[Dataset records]
%%

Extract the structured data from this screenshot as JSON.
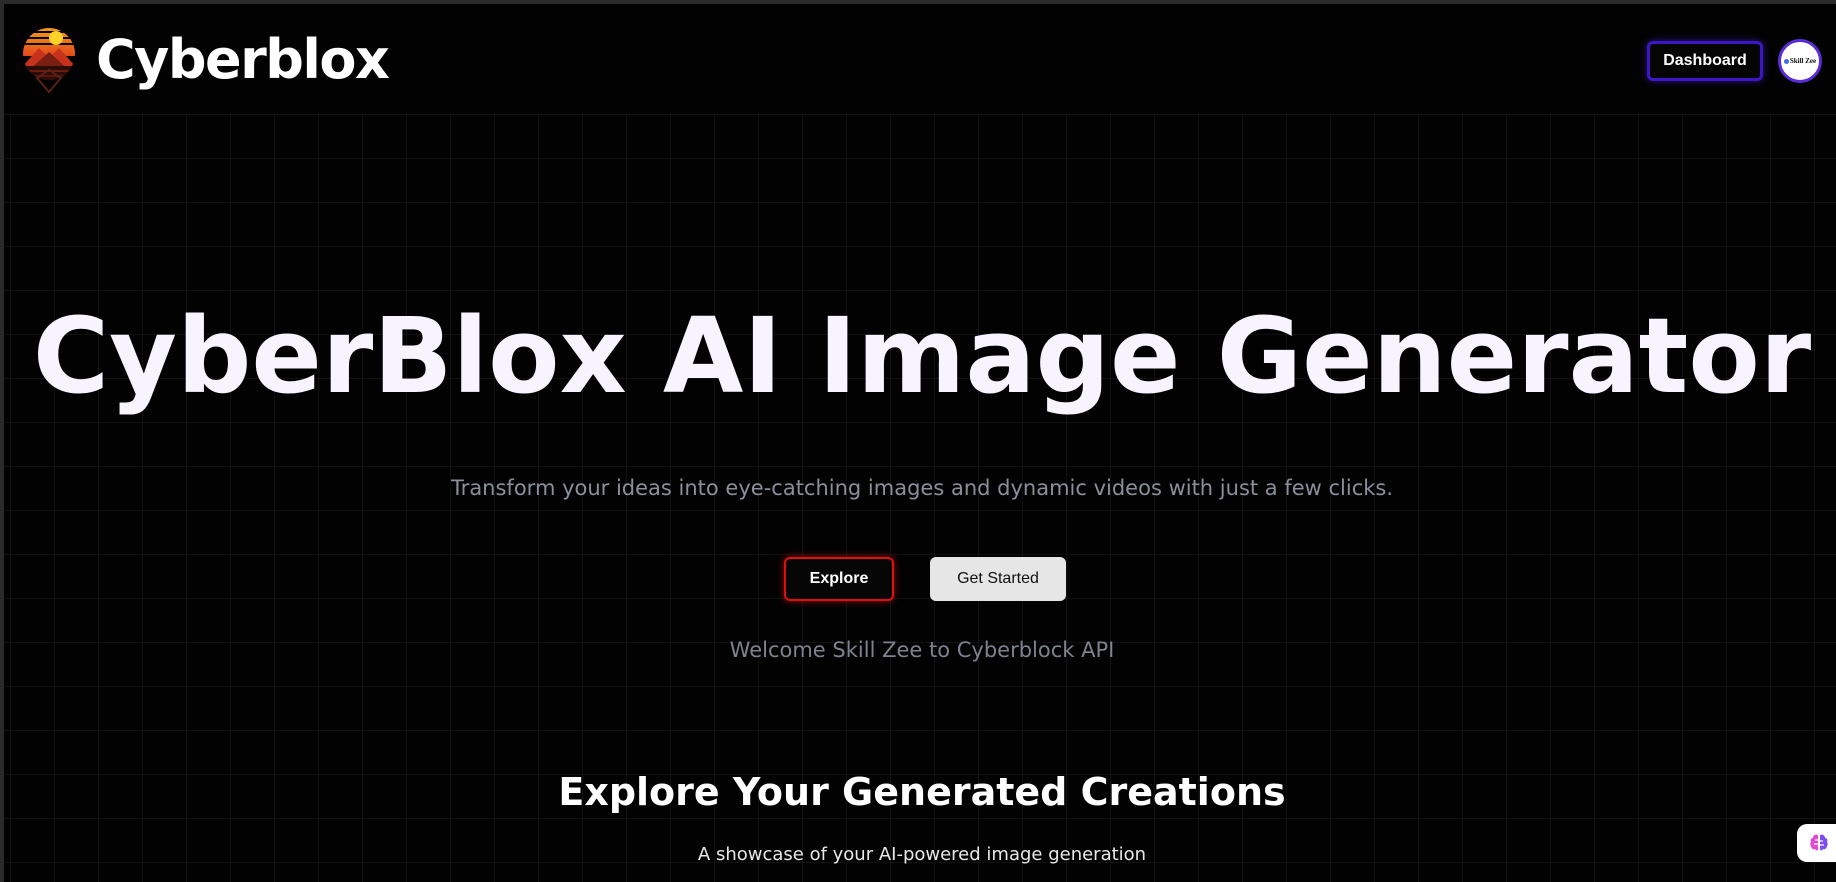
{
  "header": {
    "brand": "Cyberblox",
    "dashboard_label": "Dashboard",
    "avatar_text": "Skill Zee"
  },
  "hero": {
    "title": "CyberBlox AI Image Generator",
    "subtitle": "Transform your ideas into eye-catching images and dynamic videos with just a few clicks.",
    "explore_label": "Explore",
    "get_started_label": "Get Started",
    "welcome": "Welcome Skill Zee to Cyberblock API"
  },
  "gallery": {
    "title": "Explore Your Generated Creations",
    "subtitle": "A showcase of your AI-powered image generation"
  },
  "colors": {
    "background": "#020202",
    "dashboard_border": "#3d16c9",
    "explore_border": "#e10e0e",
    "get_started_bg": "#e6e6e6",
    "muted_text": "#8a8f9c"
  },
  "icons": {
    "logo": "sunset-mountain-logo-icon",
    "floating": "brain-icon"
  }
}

%%
%%

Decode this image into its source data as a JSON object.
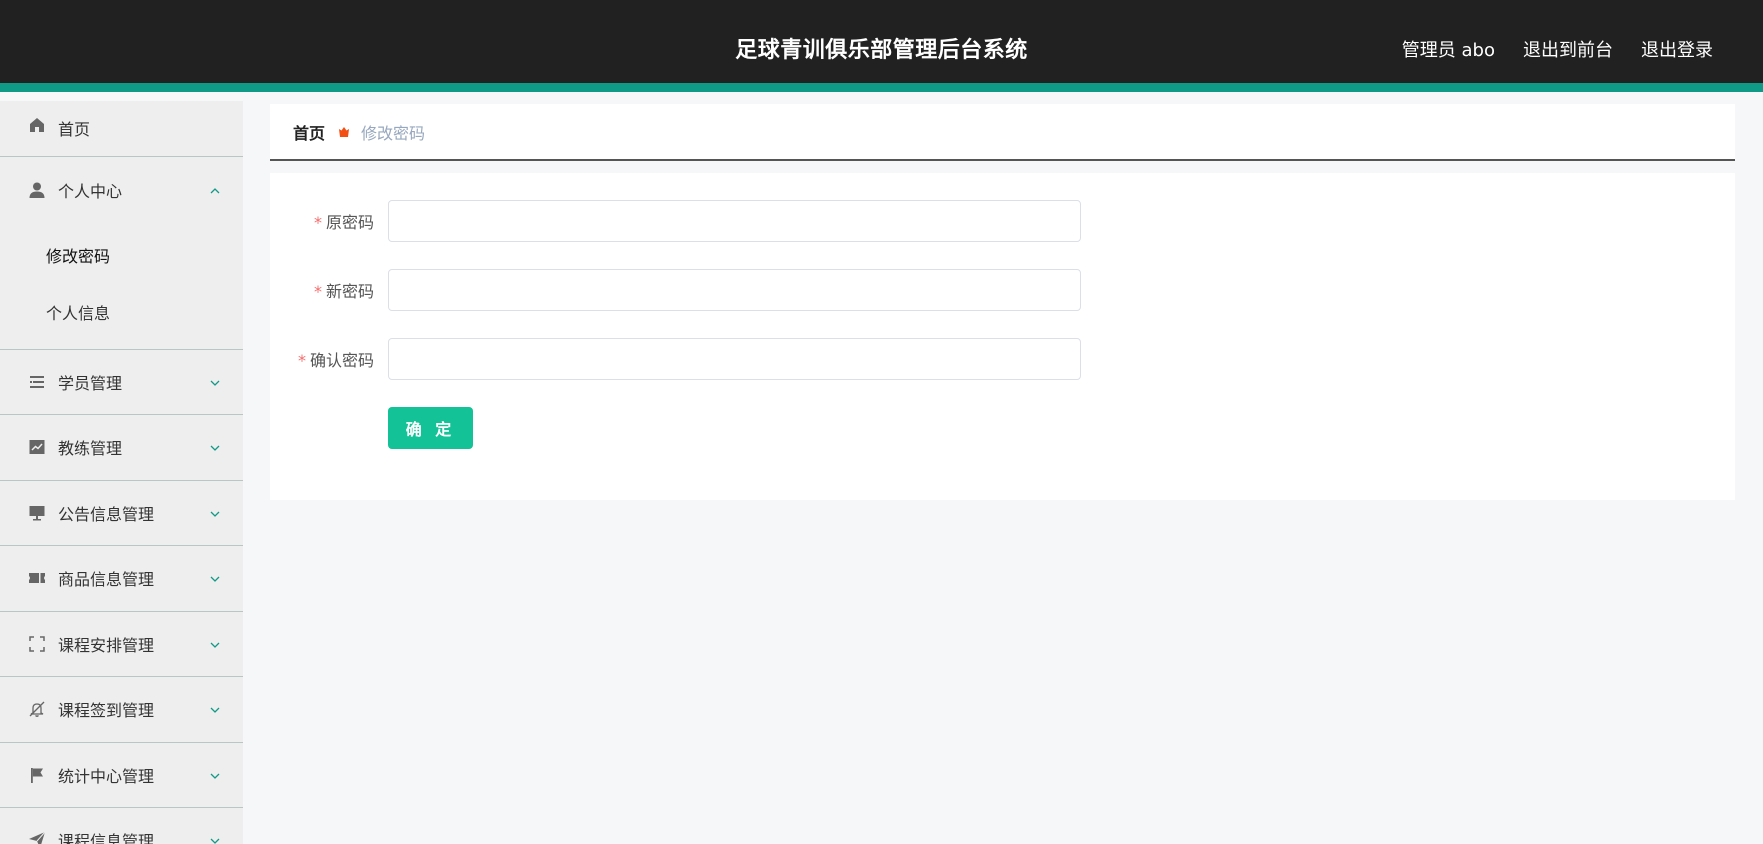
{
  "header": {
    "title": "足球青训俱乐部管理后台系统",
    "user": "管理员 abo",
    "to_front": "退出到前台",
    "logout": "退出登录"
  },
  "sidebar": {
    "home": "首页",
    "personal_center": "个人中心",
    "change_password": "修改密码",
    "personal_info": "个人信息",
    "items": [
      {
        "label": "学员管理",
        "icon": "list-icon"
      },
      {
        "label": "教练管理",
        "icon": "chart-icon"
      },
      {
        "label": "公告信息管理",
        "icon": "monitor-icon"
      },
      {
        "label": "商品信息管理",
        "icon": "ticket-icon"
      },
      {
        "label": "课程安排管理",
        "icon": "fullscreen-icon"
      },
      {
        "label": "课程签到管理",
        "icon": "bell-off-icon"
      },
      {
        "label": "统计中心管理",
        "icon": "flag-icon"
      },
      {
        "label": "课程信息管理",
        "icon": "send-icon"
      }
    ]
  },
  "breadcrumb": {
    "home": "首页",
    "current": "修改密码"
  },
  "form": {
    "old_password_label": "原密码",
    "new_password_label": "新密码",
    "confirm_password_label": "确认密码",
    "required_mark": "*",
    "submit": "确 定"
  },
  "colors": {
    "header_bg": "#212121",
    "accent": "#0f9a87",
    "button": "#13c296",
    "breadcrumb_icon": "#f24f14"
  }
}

%%

- _What is being asked_
Tally up the lines in the records that contain the word "JSON" and give only the total.

- _Final result_
2